Stored items
────

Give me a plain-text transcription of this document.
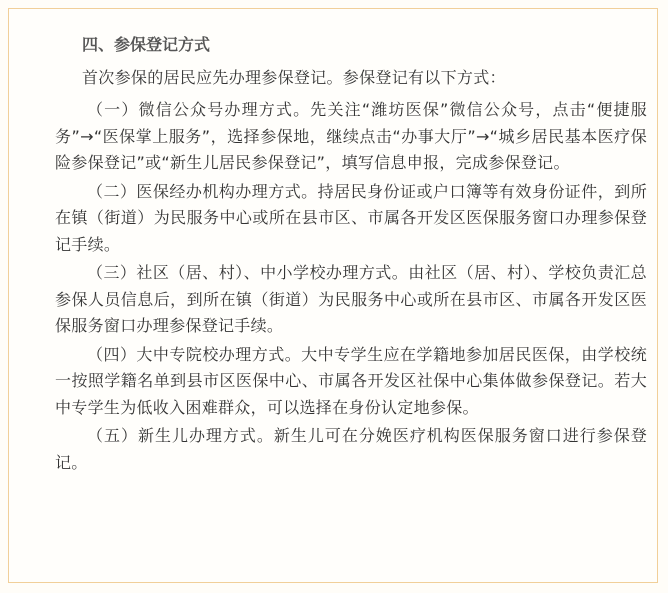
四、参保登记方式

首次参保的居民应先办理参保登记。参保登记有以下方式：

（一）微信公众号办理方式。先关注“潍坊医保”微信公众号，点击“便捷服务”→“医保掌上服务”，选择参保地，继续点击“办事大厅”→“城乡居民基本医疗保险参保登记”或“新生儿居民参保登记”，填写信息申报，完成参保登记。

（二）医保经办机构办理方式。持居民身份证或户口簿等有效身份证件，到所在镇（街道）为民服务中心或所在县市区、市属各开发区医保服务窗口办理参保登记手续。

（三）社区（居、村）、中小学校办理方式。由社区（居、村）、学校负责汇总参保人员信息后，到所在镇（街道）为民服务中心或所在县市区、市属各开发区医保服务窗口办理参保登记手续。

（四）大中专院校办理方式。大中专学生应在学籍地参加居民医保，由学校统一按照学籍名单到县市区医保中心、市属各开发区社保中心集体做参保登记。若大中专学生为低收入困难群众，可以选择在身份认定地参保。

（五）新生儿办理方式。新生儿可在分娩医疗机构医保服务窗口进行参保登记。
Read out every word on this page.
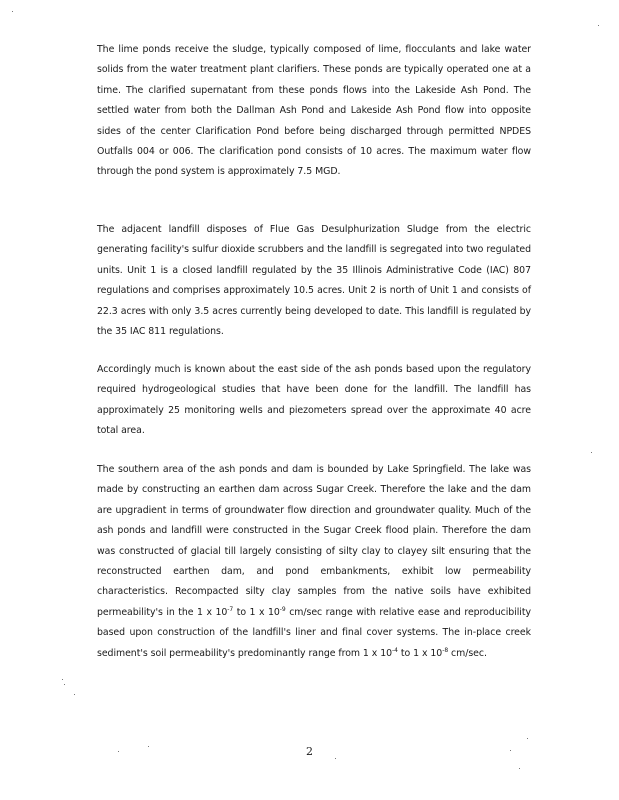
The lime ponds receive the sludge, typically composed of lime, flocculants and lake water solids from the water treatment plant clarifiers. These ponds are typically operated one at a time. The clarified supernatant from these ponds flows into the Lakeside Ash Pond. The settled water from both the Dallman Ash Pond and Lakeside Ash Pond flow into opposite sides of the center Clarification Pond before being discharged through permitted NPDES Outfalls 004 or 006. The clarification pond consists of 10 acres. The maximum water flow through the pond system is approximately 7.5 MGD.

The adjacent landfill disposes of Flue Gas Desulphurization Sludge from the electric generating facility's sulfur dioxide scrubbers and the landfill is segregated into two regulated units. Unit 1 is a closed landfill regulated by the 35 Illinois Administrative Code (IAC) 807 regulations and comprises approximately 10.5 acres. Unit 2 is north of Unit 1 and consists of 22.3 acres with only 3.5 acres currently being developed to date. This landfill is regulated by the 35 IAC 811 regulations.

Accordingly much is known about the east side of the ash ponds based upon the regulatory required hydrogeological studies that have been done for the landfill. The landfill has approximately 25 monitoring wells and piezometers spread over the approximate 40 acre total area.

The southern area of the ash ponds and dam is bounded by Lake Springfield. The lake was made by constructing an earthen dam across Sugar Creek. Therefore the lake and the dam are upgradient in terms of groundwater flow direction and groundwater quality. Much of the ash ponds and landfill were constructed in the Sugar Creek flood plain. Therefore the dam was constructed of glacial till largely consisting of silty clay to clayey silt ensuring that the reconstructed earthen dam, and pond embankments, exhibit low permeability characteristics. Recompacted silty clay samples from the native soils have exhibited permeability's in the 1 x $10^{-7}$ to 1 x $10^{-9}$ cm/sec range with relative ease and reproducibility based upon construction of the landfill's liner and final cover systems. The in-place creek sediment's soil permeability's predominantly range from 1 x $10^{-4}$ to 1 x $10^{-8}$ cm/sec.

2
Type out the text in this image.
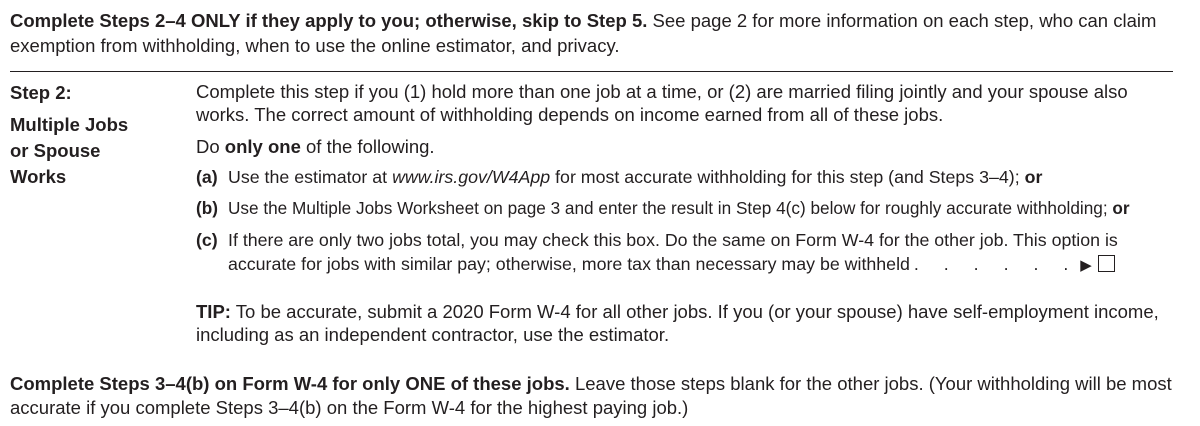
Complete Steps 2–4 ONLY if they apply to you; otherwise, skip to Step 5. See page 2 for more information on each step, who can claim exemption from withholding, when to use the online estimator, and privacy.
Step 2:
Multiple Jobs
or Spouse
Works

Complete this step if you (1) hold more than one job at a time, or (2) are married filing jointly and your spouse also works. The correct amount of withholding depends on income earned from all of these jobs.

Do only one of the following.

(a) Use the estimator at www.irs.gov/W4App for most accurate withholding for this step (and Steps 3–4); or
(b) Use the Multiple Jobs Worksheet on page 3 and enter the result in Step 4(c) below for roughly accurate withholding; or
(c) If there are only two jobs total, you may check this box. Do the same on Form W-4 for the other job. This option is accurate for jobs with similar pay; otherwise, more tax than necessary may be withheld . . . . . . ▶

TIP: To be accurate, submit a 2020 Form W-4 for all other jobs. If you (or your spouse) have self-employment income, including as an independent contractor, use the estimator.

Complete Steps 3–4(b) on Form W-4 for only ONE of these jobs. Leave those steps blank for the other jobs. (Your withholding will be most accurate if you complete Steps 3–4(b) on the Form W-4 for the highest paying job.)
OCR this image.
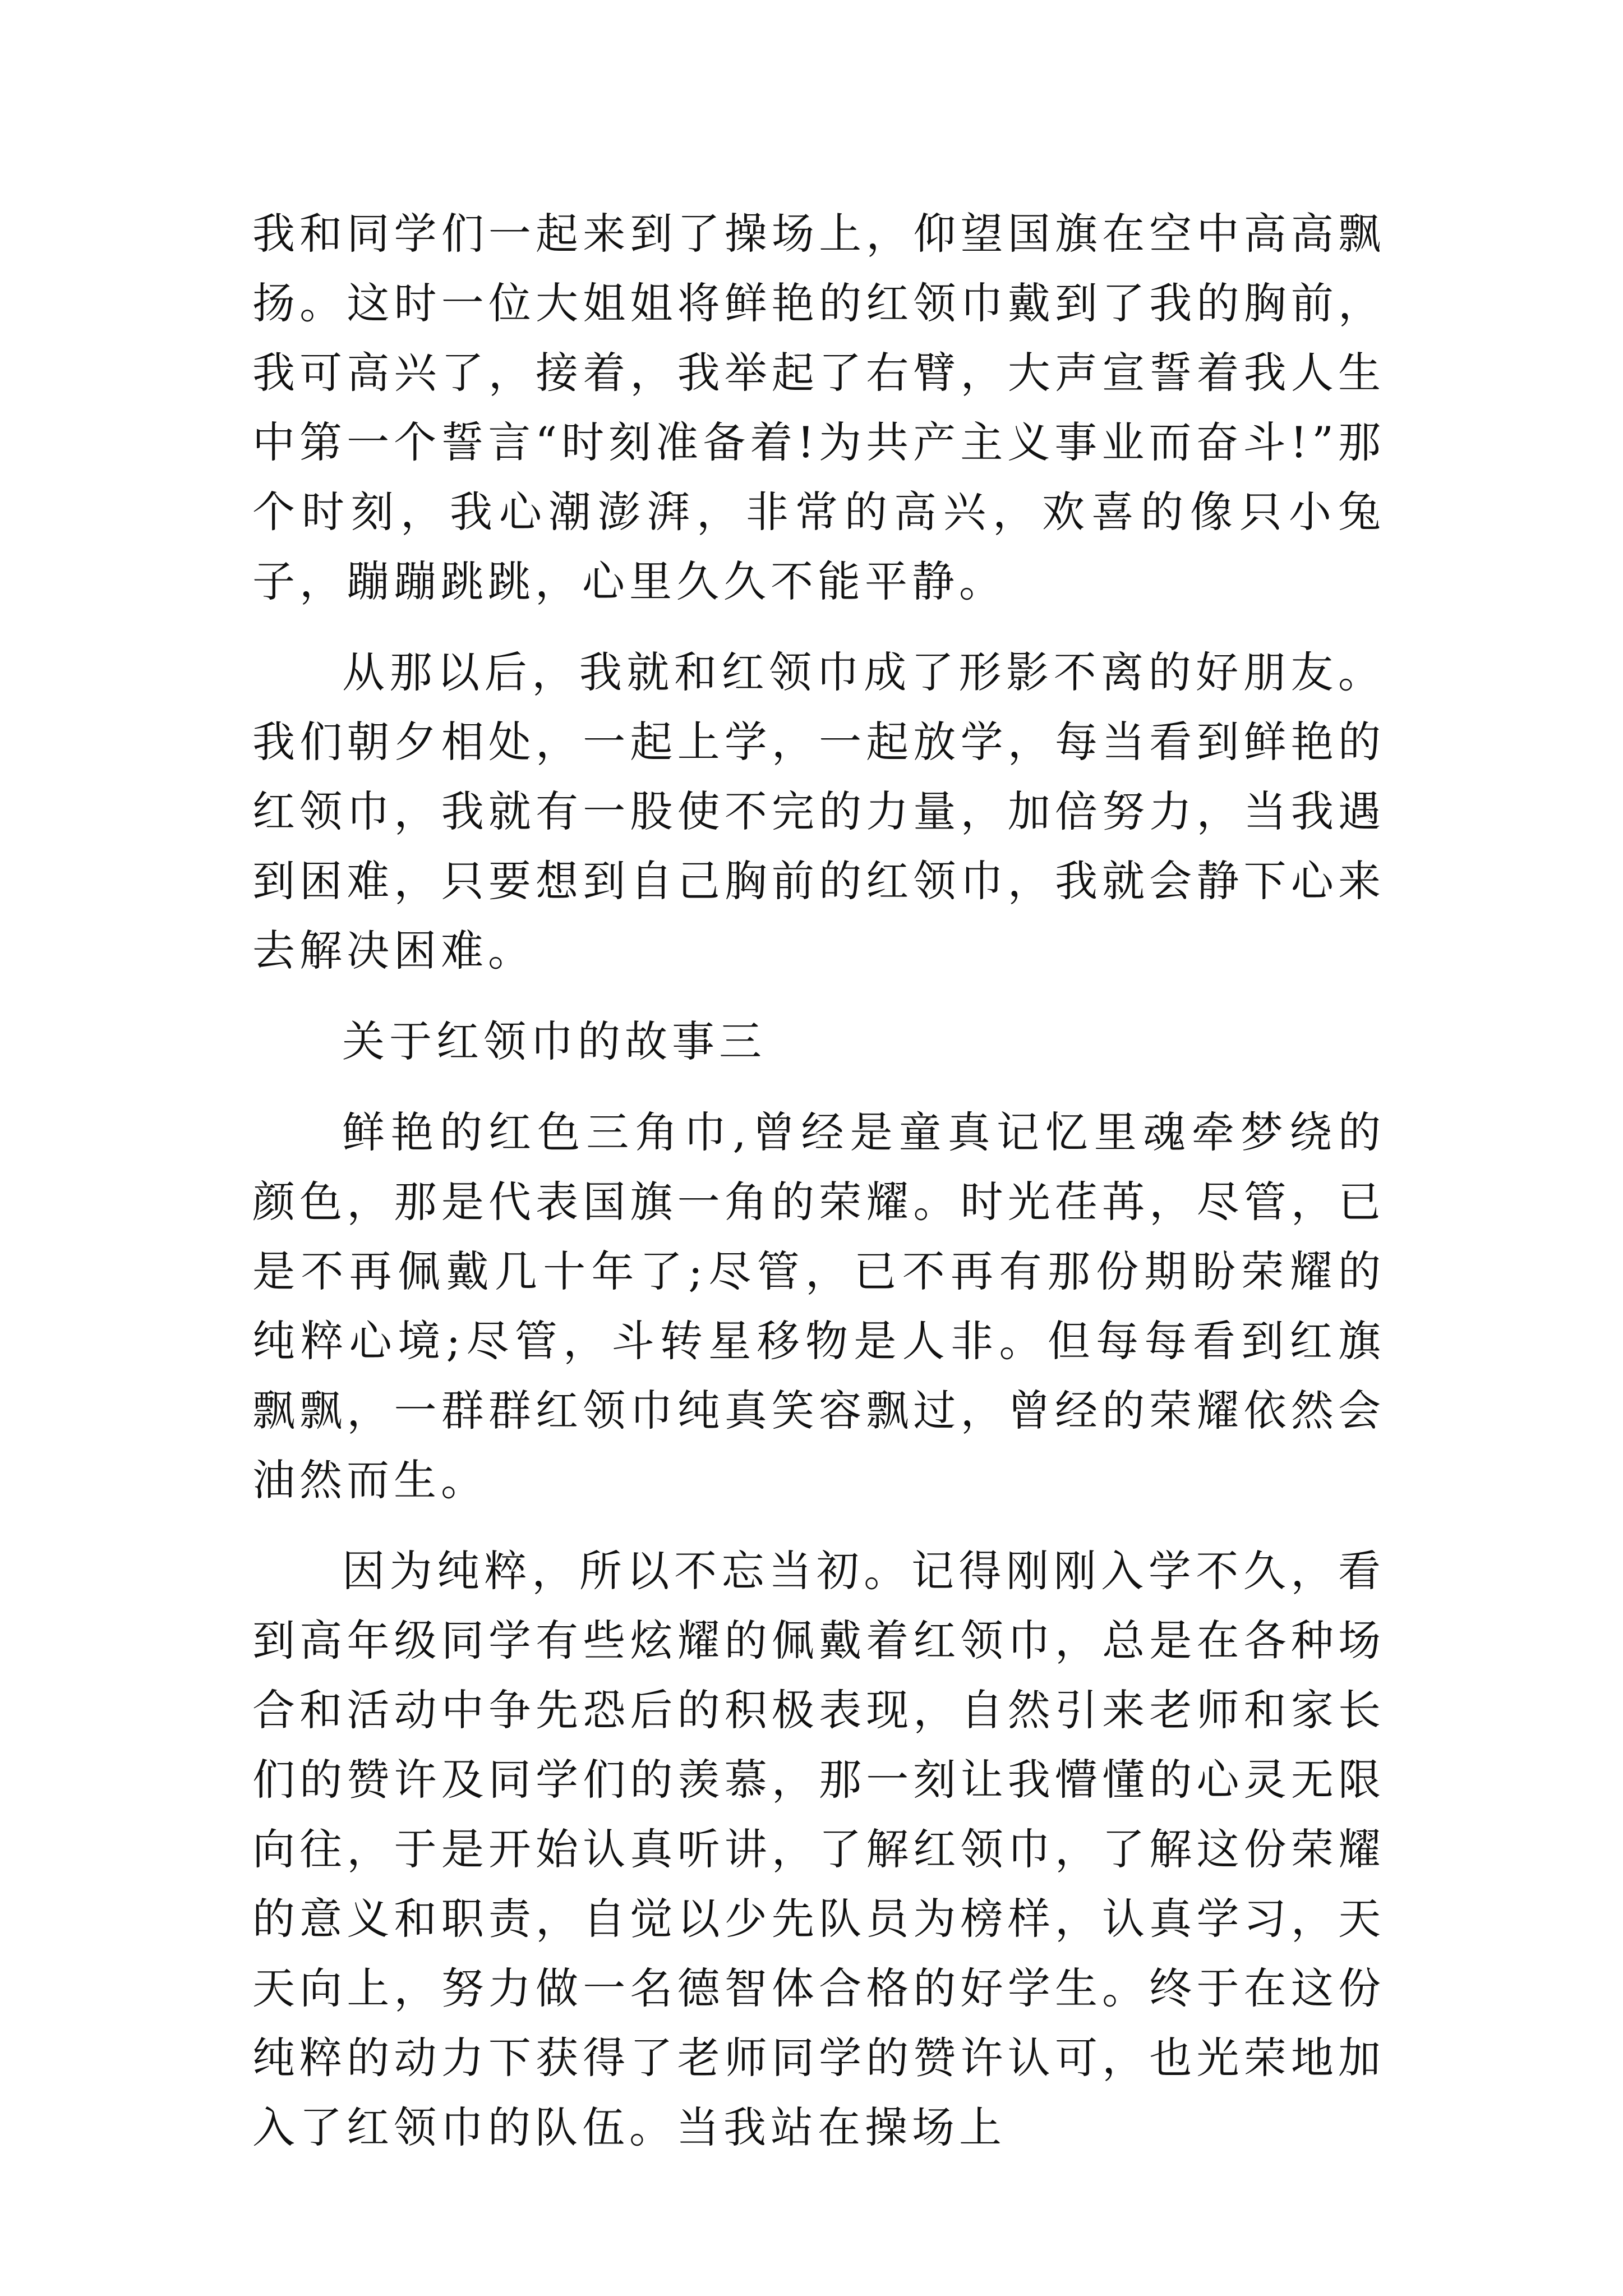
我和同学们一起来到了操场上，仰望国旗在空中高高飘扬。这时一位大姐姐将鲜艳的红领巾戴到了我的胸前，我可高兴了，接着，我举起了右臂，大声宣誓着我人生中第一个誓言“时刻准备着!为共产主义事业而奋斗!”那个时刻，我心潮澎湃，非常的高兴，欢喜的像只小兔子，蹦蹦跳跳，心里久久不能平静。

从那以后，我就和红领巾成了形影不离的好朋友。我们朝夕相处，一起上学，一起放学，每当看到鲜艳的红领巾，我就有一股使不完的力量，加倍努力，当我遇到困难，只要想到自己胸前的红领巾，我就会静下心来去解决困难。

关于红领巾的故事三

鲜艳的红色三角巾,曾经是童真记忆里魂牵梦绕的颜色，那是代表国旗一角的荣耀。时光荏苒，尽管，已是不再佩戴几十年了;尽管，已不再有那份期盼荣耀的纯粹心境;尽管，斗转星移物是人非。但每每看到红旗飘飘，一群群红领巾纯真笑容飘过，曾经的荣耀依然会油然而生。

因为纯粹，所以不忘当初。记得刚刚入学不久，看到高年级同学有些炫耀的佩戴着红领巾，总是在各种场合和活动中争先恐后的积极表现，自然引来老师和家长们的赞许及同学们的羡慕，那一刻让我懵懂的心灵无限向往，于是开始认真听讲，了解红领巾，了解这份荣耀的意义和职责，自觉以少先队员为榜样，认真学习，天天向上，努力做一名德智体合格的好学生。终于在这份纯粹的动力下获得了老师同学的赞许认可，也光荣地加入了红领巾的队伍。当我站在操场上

────

• **Exercise objective**: Transcribe the records above exactly, leaving out every picture.

• **Exercise response**:
Give me a plain-text transcription of this document.
四、参保登记方式

首次参保的居民应先办理参保登记。参保登记有以下方式：

（一）微信公众号办理方式。先关注“潍坊医保”微信公众号，点击“便捷服务”→“医保掌上服务”，选择参保地，继续点击“办事大厅”→“城乡居民基本医疗保险参保登记”或“新生儿居民参保登记”，填写信息申报，完成参保登记。

（二）医保经办机构办理方式。持居民身份证或户口簿等有效身份证件，到所在镇（街道）为民服务中心或所在县市区、市属各开发区医保服务窗口办理参保登记手续。

（三）社区（居、村）、中小学校办理方式。由社区（居、村）、学校负责汇总参保人员信息后，到所在镇（街道）为民服务中心或所在县市区、市属各开发区医保服务窗口办理参保登记手续。

（四）大中专院校办理方式。大中专学生应在学籍地参加居民医保，由学校统一按照学籍名单到县市区医保中心、市属各开发区社保中心集体做参保登记。若大中专学生为低收入困难群众，可以选择在身份认定地参保。

（五）新生儿办理方式。新生儿可在分娩医疗机构医保服务窗口进行参保登记。
Read out every word on this page.
The lime ponds receive the sludge, typically composed of lime, flocculants and lake water solids from the water treatment plant clarifiers. These ponds are typically operated one at a time. The clarified supernatant from these ponds flows into the Lakeside Ash Pond. The settled water from both the Dallman Ash Pond and Lakeside Ash Pond flow into opposite sides of the center Clarification Pond before being discharged through permitted NPDES Outfalls 004 or 006. The clarification pond consists of 10 acres. The maximum water flow through the pond system is approximately 7.5 MGD.

The adjacent landfill disposes of Flue Gas Desulphurization Sludge from the electric generating facility's sulfur dioxide scrubbers and the landfill is segregated into two regulated units. Unit 1 is a closed landfill regulated by the 35 Illinois Administrative Code (IAC) 807 regulations and comprises approximately 10.5 acres. Unit 2 is north of Unit 1 and consists of 22.3 acres with only 3.5 acres currently being developed to date. This landfill is regulated by the 35 IAC 811 regulations.

Accordingly much is known about the east side of the ash ponds based upon the regulatory required hydrogeological studies that have been done for the landfill. The landfill has approximately 25 monitoring wells and piezometers spread over the approximate 40 acre total area.

The southern area of the ash ponds and dam is bounded by Lake Springfield. The lake was made by constructing an earthen dam across Sugar Creek. Therefore the lake and the dam are upgradient in terms of groundwater flow direction and groundwater quality. Much of the ash ponds and landfill were constructed in the Sugar Creek flood plain. Therefore the dam was constructed of glacial till largely consisting of silty clay to clayey silt ensuring that the reconstructed earthen dam, and pond embankments, exhibit low permeability characteristics. Recompacted silty clay samples from the native soils have exhibited permeability's in the 1 x $10^{-7}$ to 1 x $10^{-9}$ cm/sec range with relative ease and reproducibility based upon construction of the landfill's liner and final cover systems. The in-place creek sediment's soil permeability's predominantly range from 1 x $10^{-4}$ to 1 x $10^{-8}$ cm/sec.

2
Type out the text in this image.
Complete Steps 2–4 ONLY if they apply to you; otherwise, skip to Step 5. See page 2 for more information on each step, who can claim exemption from withholding, when to use the online estimator, and privacy.
Step 2:
Multiple Jobs
or Spouse
Works

Complete this step if you (1) hold more than one job at a time, or (2) are married filing jointly and your spouse also works. The correct amount of withholding depends on income earned from all of these jobs.

Do only one of the following.

(a) Use the estimator at www.irs.gov/W4App for most accurate withholding for this step (and Steps 3–4); or
(b) Use the Multiple Jobs Worksheet on page 3 and enter the result in Step 4(c) below for roughly accurate withholding; or
(c) If there are only two jobs total, you may check this box. Do the same on Form W-4 for the other job. This option is accurate for jobs with similar pay; otherwise, more tax than necessary may be withheld . . . . . . ▶

TIP: To be accurate, submit a 2020 Form W-4 for all other jobs. If you (or your spouse) have self-employment income, including as an independent contractor, use the estimator.

Complete Steps 3–4(b) on Form W-4 for only ONE of these jobs. Leave those steps blank for the other jobs. (Your withholding will be most accurate if you complete Steps 3–4(b) on the Form W-4 for the highest paying job.)
OCR this image.
我和同学们一起来到了操场上，仰望国旗在空中高高飘扬。这时一位大姐姐将鲜艳的红领巾戴到了我的胸前，我可高兴了，接着，我举起了右臂，大声宣誓着我人生中第一个誓言“时刻准备着!为共产主义事业而奋斗!”那个时刻，我心潮澎湃，非常的高兴，欢喜的像只小兔子，蹦蹦跳跳，心里久久不能平静。

从那以后，我就和红领巾成了形影不离的好朋友。我们朝夕相处，一起上学，一起放学，每当看到鲜艳的红领巾，我就有一股使不完的力量，加倍努力，当我遇到困难，只要想到自己胸前的红领巾，我就会静下心来去解决困难。

关于红领巾的故事三

鲜艳的红色三角巾,曾经是童真记忆里魂牵梦绕的颜色，那是代表国旗一角的荣耀。时光荏苒，尽管，已是不再佩戴几十年了;尽管，已不再有那份期盼荣耀的纯粹心境;尽管，斗转星移物是人非。但每每看到红旗飘飘，一群群红领巾纯真笑容飘过，曾经的荣耀依然会油然而生。

因为纯粹，所以不忘当初。记得刚刚入学不久，看到高年级同学有些炫耀的佩戴着红领巾，总是在各种场合和活动中争先恐后的积极表现，自然引来老师和家长们的赞许及同学们的羡慕，那一刻让我懵懂的心灵无限向往，于是开始认真听讲，了解红领巾，了解这份荣耀的意义和职责，自觉以少先队员为榜样，认真学习，天天向上，努力做一名德智体合格的好学生。终于在这份纯粹的动力下获得了老师同学的赞许认可，也光荣地加入了红领巾的队伍。当我站在操场上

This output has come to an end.